• [Passage shown]
##############################
This is the mail archive of the cygwin mailing list for the Cygwin project.


Index Nav: [Date Index] [Subject Index] [Author Index] [Thread Index]
Message Nav: [Date Prev] [Date Next] [Thread Prev] [Thread Next]
Other format: [Raw text]

Re: Regular Expressions from Bash Shell


On Wed, Sep 01, 2004 at 06:07:15PM -0400, Buchbinder, Barry (NIH/NIAID) wrote:
>At Wednesday, September 01, 2004 5:17 PM, Igor Pechtchanski wrote:
>> On Wed, 1 Sep 2004, Siegfried Heintze wrote:
>> 
>>> I want to use grep on all the FORTRAN source code files in the
>>> current directory whose file names do not contain a "_" character.
>>> How do I do this? 
>>> 
>>> I'm using the extension of ".f" to designate FORTRAN.
>> 
>> Disclaimer: this is not a shell programming support forum, and the
>> above post is off-topic for this list, since it asks a general shell
>> question not related to Cygwin.
##############################
• [Information given]

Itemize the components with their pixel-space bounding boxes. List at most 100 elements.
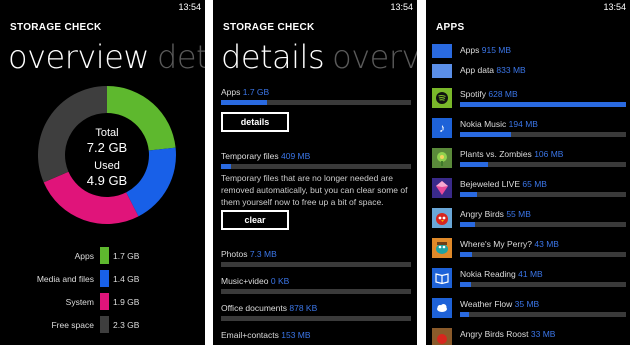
app-usage-fill <box>460 222 475 227</box>
legend-row-apps: Apps 1.7 GB <box>0 247 205 270</box>
app-usage-fill <box>460 102 626 107</box>
temp-description: Temporary files that are no longer neede… <box>221 173 408 207</box>
app-name: Plants vs. Zombies <box>460 149 532 159</box>
email-label: Email+contacts <box>221 330 279 340</box>
app-name: Apps <box>460 45 480 55</box>
list-item[interactable]: Where's My Perry? 43 MB <box>432 238 626 268</box>
app-name: Nokia Reading <box>460 269 516 279</box>
legend-value: 2.3 GB <box>113 320 140 330</box>
total-label: Total <box>95 127 119 139</box>
app-title: STORAGE CHECK <box>223 22 315 33</box>
list-item[interactable]: Plants vs. Zombies 106 MB <box>432 148 626 178</box>
legend-label: Apps <box>74 251 94 261</box>
app-usage-bar <box>460 192 626 197</box>
app-usage-bar <box>460 162 626 167</box>
legend-label: Media and files <box>36 274 94 284</box>
app-size: 65 MB <box>522 179 547 189</box>
pivot-details-tab[interactable]: details <box>157 38 205 76</box>
legend-swatch <box>100 293 109 310</box>
pivot-header: detailsoverview <box>221 38 417 76</box>
apps-usage-fill <box>221 100 267 105</box>
temp-usage-bar <box>221 164 411 169</box>
legend-row-media: Media and files 1.4 GB <box>0 270 205 293</box>
app-name: App data <box>460 65 495 75</box>
total-value: 7.2 GB <box>86 140 128 155</box>
spotify-icon <box>432 88 452 108</box>
app-size: 41 MB <box>518 269 543 279</box>
app-usage-fill <box>460 162 489 167</box>
status-time: 13:54 <box>178 2 201 12</box>
used-label: Used <box>94 160 120 172</box>
angry-birds-icon <box>432 208 452 228</box>
app-name: Angry Birds <box>460 209 504 219</box>
donut-center: Total 7.2 GB Used 4.9 GB <box>37 85 177 225</box>
clear-button[interactable]: clear <box>221 210 289 230</box>
legend-row-system: System 1.9 GB <box>0 293 205 316</box>
pivot-overview-tab[interactable]: overview <box>332 38 417 76</box>
pivot-details-tab[interactable]: details <box>221 38 325 76</box>
office-usage-bar <box>221 316 411 321</box>
details-button[interactable]: details <box>221 112 289 132</box>
legend-label: Free space <box>51 320 94 330</box>
list-item[interactable]: Spotify 628 MB <box>432 88 626 118</box>
app-name: Spotify <box>460 89 486 99</box>
email-size: 153 MB <box>281 330 311 340</box>
app-size: 833 MB <box>496 65 526 75</box>
photos-item: Photos 7.3 MB <box>221 249 411 267</box>
photos-label: Photos <box>221 249 248 259</box>
legend-swatch <box>100 270 109 287</box>
plants-vs-zombies-icon <box>432 148 452 168</box>
temp-size: 409 MB <box>281 151 311 161</box>
app-size: 628 MB <box>488 89 518 99</box>
wheres-my-perry-icon <box>432 238 452 258</box>
app-usage-fill <box>460 252 472 257</box>
app-usage-fill <box>460 282 471 287</box>
app-size: 915 MB <box>481 45 512 55</box>
app-name: Nokia Music <box>460 119 507 129</box>
overview-screen: 13:54 STORAGE CHECK overviewdetails Tota… <box>0 0 205 345</box>
music-size: 0 KB <box>270 276 290 286</box>
list-item[interactable]: Angry Birds Roost 33 MB <box>432 328 626 345</box>
apps-tile-icon <box>432 44 452 58</box>
app-name: Where's My Perry? <box>460 239 532 249</box>
app-usage-fill <box>460 132 512 137</box>
pivot-overview-tab[interactable]: overview <box>8 38 150 76</box>
list-item[interactable]: ♪ Nokia Music 194 MB <box>432 118 626 148</box>
app-size: 35 MB <box>514 299 540 309</box>
list-item[interactable]: Angry Birds 55 MB <box>432 208 626 238</box>
app-usage-bar <box>460 102 626 107</box>
temp-files-item: Temporary files 409 MB <box>221 151 411 169</box>
app-size: 33 MB <box>530 329 556 339</box>
music-usage-bar <box>221 289 411 294</box>
status-time: 13:54 <box>603 2 626 12</box>
pivot-header: overviewdetails <box>8 38 205 76</box>
apps-title: APPS <box>436 22 465 33</box>
photos-usage-bar <box>221 262 411 267</box>
list-item[interactable]: Nokia Reading 41 MB <box>432 268 626 298</box>
app-title: STORAGE CHECK <box>10 22 102 33</box>
music-label: Music+video <box>221 276 269 286</box>
legend-swatch <box>100 247 109 264</box>
legend-label: System <box>65 297 94 307</box>
details-screen: 13:54 STORAGE CHECK detailsoverview Apps… <box>213 0 417 345</box>
app-usage-bar <box>460 132 626 137</box>
app-name: Weather Flow <box>460 299 513 309</box>
music-video-item: Music+video 0 KB <box>221 276 411 294</box>
photos-size: 7.3 MB <box>249 249 277 259</box>
app-usage-bar <box>460 282 626 287</box>
list-item[interactable]: Bejeweled LIVE 65 MB <box>432 178 626 208</box>
office-docs-item: Office documents 878 KB <box>221 303 411 321</box>
email-contacts-item: Email+contacts 153 MB <box>221 330 411 340</box>
temp-label: Temporary files <box>221 151 279 161</box>
office-label: Office documents <box>221 303 287 313</box>
app-usage-bar <box>460 252 626 257</box>
apps-label: Apps <box>221 87 241 97</box>
list-item[interactable]: Weather Flow 35 MB <box>432 298 626 328</box>
apps-storage-item[interactable]: Apps 1.7 GB <box>221 87 411 105</box>
legend-value: 1.7 GB <box>113 251 140 261</box>
app-data-tile-icon <box>432 64 452 78</box>
legend-value: 1.4 GB <box>113 274 140 284</box>
legend-swatch <box>100 316 109 333</box>
app-size: 43 MB <box>534 239 559 249</box>
apps-size: 1.7 GB <box>242 87 270 97</box>
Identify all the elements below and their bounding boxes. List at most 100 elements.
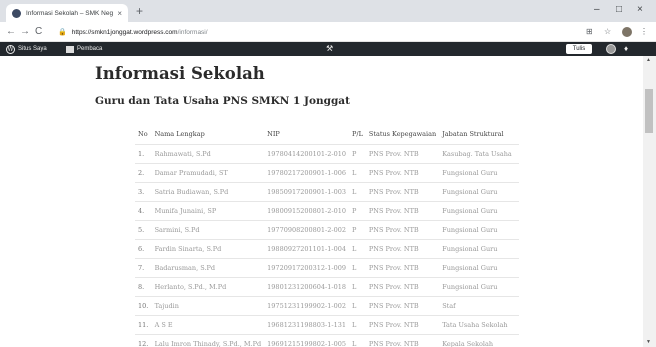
- cell-gender: P: [349, 144, 366, 164]
- browser-tab-strip: Informasi Sekolah – SMK Negeri × + – □ ×: [0, 0, 656, 22]
- cell-no: 7.: [135, 258, 152, 278]
- write-button[interactable]: Tulis: [566, 44, 592, 54]
- tab-title: Informasi Sekolah – SMK Negeri: [26, 9, 114, 17]
- cell-nip: 19720917200312-1-009: [264, 258, 349, 278]
- cell-name: Fardin Sinarta, S.Pd: [151, 239, 265, 259]
- cell-status: PNS Prov. NTB: [365, 296, 440, 316]
- table-row: 11. A S E 19681231198803-1-131 L PNS Prov. N…: [135, 315, 519, 335]
- cell-gender: L: [349, 296, 366, 316]
- profile-avatar-icon[interactable]: [622, 27, 632, 37]
- user-avatar[interactable]: [606, 44, 616, 54]
- column-header-nip: NIP: [264, 124, 349, 145]
- column-header-gender: P/L: [349, 124, 366, 145]
- table-row: 12. Lalu Imron Thinady, S.Pd., M.Pd 196912…: [135, 334, 519, 347]
- close-window-button[interactable]: ×: [637, 4, 643, 16]
- cell-name: Tajudin: [151, 296, 265, 316]
- staff-table: No Nama Lengkap NIP P/L Status Kepegawaian Ja…: [135, 124, 519, 347]
- cell-nip: 19691215199802-1-005: [264, 334, 349, 347]
- cell-no: 11.: [135, 315, 152, 335]
- url-path: /informasi/: [177, 28, 208, 36]
- reload-button[interactable]: C: [35, 25, 42, 38]
- cell-status: PNS Prov. NTB: [365, 334, 440, 347]
- browser-tab[interactable]: Informasi Sekolah – SMK Negeri ×: [6, 4, 128, 22]
- cell-nip: 19800915200801-2-010: [264, 201, 349, 221]
- forward-button[interactable]: →: [20, 25, 30, 38]
- tab-search-icon[interactable]: ⊞: [586, 26, 593, 37]
- table-row: 3. Satria Budiawan, S.Pd 19850917200901-1-…: [135, 182, 519, 202]
- cell-status: PNS Prov. NTB: [365, 258, 440, 278]
- cell-no: 10.: [135, 296, 152, 316]
- table-row: 8. Herlanto, S.Pd., M.Pd 19801231200604-1-…: [135, 277, 519, 297]
- cell-position: Fungsional Guru: [439, 258, 519, 278]
- cell-position: Fungsional Guru: [439, 163, 519, 183]
- browser-toolbar: ← → C 🔒 https://smkn1jonggat.wordpress.c…: [0, 22, 656, 42]
- cell-gender: L: [349, 277, 366, 297]
- cell-nip: 19681231198803-1-131: [264, 315, 349, 335]
- cell-nip: 19780414200101-2-010: [264, 144, 349, 164]
- cell-no: 12.: [135, 334, 152, 347]
- cell-name: Rahmawati, S.Pd: [151, 144, 265, 164]
- url-host: https://smkn1jonggat.wordpress.com: [71, 28, 178, 36]
- table-row: 5. Sarmini, S.Pd 19770908200801-2-002 P PNS …: [135, 220, 519, 240]
- cell-status: PNS Prov. NTB: [365, 315, 440, 335]
- reader-icon: [66, 45, 74, 53]
- minimize-button[interactable]: –: [594, 4, 600, 16]
- table-row: 6. Fardin Sinarta, S.Pd 19880927201101-1-0…: [135, 239, 519, 259]
- column-header-position: Jabatan Struktural: [439, 124, 519, 145]
- cell-gender: L: [349, 163, 366, 183]
- table-row: 10. Tajudin 19751231199902-1-002 L PNS Prov.…: [135, 296, 519, 316]
- cell-gender: L: [349, 239, 366, 259]
- scroll-down-icon[interactable]: ▼: [646, 339, 651, 345]
- cell-name: Sarmini, S.Pd: [151, 220, 265, 240]
- menu-icon[interactable]: ⋮: [640, 26, 648, 37]
- tab-close-icon[interactable]: ×: [117, 9, 122, 18]
- cell-status: PNS Prov. NTB: [365, 182, 440, 202]
- cell-name: A S E: [151, 315, 265, 335]
- cell-status: PNS Prov. NTB: [365, 220, 440, 240]
- table-row: 4. Munifa Junaini, SP 19800915200801-2-010…: [135, 201, 519, 221]
- cell-name: Badarusman, S.Pd: [151, 258, 265, 278]
- cell-gender: L: [349, 258, 366, 278]
- cell-nip: 19780217200901-1-006: [264, 163, 349, 183]
- maximize-button[interactable]: □: [616, 4, 622, 16]
- cell-status: PNS Prov. NTB: [365, 144, 440, 164]
- lock-icon: 🔒: [58, 29, 67, 36]
- cell-name: Satria Budiawan, S.Pd: [151, 182, 265, 202]
- section-subtitle: Guru dan Tata Usaha PNS SMKN 1 Jonggat: [95, 95, 350, 107]
- scrollbar-thumb[interactable]: [645, 89, 653, 133]
- cell-position: Tata Usaha Sekolah: [439, 315, 519, 335]
- star-icon[interactable]: ☆: [604, 26, 611, 37]
- url-text: https://smkn1jonggat.wordpress.com/infor…: [72, 29, 208, 36]
- cell-nip: 19850917200901-1-003: [264, 182, 349, 202]
- cell-nip: 19801231200604-1-018: [264, 277, 349, 297]
- scroll-up-icon[interactable]: ▲: [646, 57, 651, 63]
- table-row: 7. Badarusman, S.Pd 19720917200312-1-009 L P…: [135, 258, 519, 278]
- cell-no: 2.: [135, 163, 152, 183]
- column-header-name: Nama Lengkap: [151, 124, 265, 145]
- reader-menu[interactable]: Pembaca: [66, 42, 102, 56]
- cell-name: Herlanto, S.Pd., M.Pd: [151, 277, 265, 297]
- cell-position: Fungsional Guru: [439, 220, 519, 240]
- cell-position: Kepala Sekolah: [439, 334, 519, 347]
- cell-position: Fungsional Guru: [439, 201, 519, 221]
- wordpress-favicon-icon: [12, 8, 21, 18]
- cell-status: PNS Prov. NTB: [365, 163, 440, 183]
- cell-position: Staf: [439, 296, 519, 316]
- column-header-status: Status Kepegawaian: [365, 124, 440, 145]
- new-tab-button[interactable]: +: [136, 4, 143, 18]
- bell-icon[interactable]: ♦: [624, 43, 628, 55]
- my-site-label: Situs Saya: [18, 46, 47, 52]
- cell-gender: L: [349, 334, 366, 347]
- my-site-menu[interactable]: W Situs Saya: [6, 42, 47, 56]
- table-row: 1. Rahmawati, S.Pd 19780414200101-2-010 P PN…: [135, 144, 519, 164]
- cell-position: Fungsional Guru: [439, 277, 519, 297]
- customize-icon[interactable]: ⚒: [326, 44, 333, 54]
- cell-no: 4.: [135, 201, 152, 221]
- wordpress-logo-icon: W: [6, 44, 15, 54]
- table-row: 2. Damar Pramudadi, ST 19780217200901-1-00…: [135, 163, 519, 183]
- cell-position: Fungsional Guru: [439, 239, 519, 259]
- back-button[interactable]: ←: [6, 25, 16, 38]
- address-bar[interactable]: 🔒 https://smkn1jonggat.wordpress.com/inf…: [58, 25, 578, 39]
- reader-label: Pembaca: [77, 46, 103, 52]
- cell-status: PNS Prov. NTB: [365, 277, 440, 297]
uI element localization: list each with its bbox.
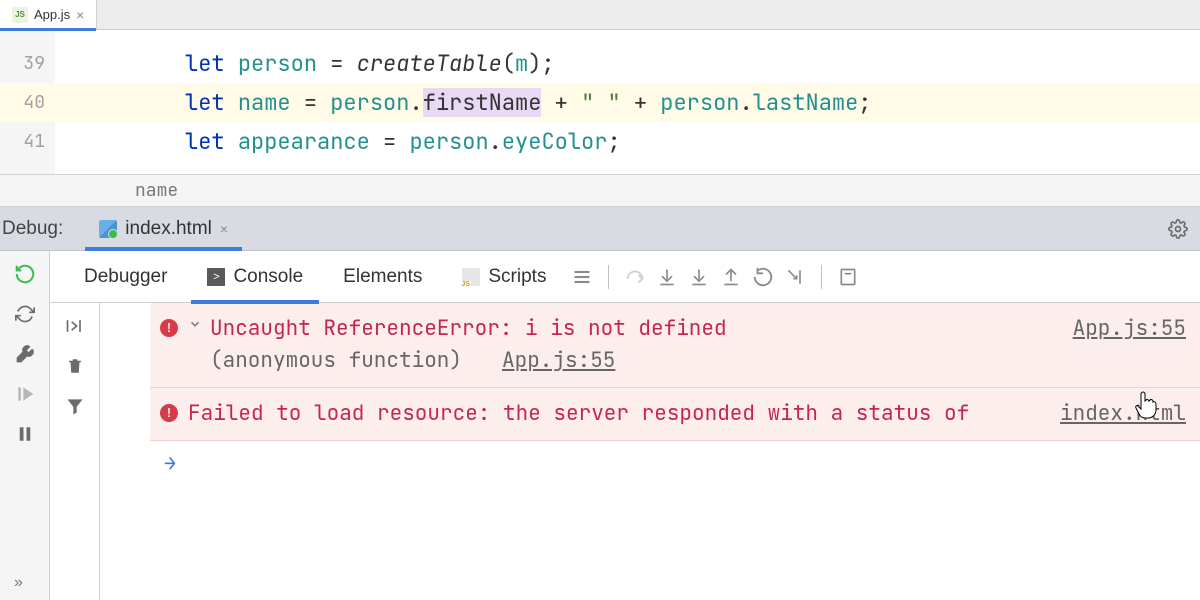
##############################
• [Short task 1] Repeat the part of the archived message from "On Wed, Sep" up to and including "related to Cygwin.", word for word.
• [Short task 2]
Answer these questions using the archived message.
(a) The page is the mail archive of which mailing list?
(b) Which file extension does the poster use to designate FORTRAN files?
(c) Which character must the file names not contain?

• [Written reply 1]
On Wed, Sep 01, 2004 at 06:07:15PM -0400, Buchbinder, Barry (NIH/NIAID) wrote:
>At Wednesday, September 01, 2004 5:17 PM, Igor Pechtchanski wrote:
>> On Wed, 1 Sep 2004, Siegfried Heintze wrote:
>> 
>>> I want to use grep on all the FORTRAN source code files in the
>>> current directory whose file names do not contain a "_" character.
>>> How do I do this? 
>>> 
>>> I'm using the extension of ".f" to designate FORTRAN.
>> 
>> Disclaimer: this is not a shell programming support forum, and the
>> above post is off-topic for this list, since it asks a general shell
>> question not related to Cygwin.

• [Written reply 2]
(a) The cygwin mailing list for the Cygwin project.
(b) ".f"
(c) The "_" character.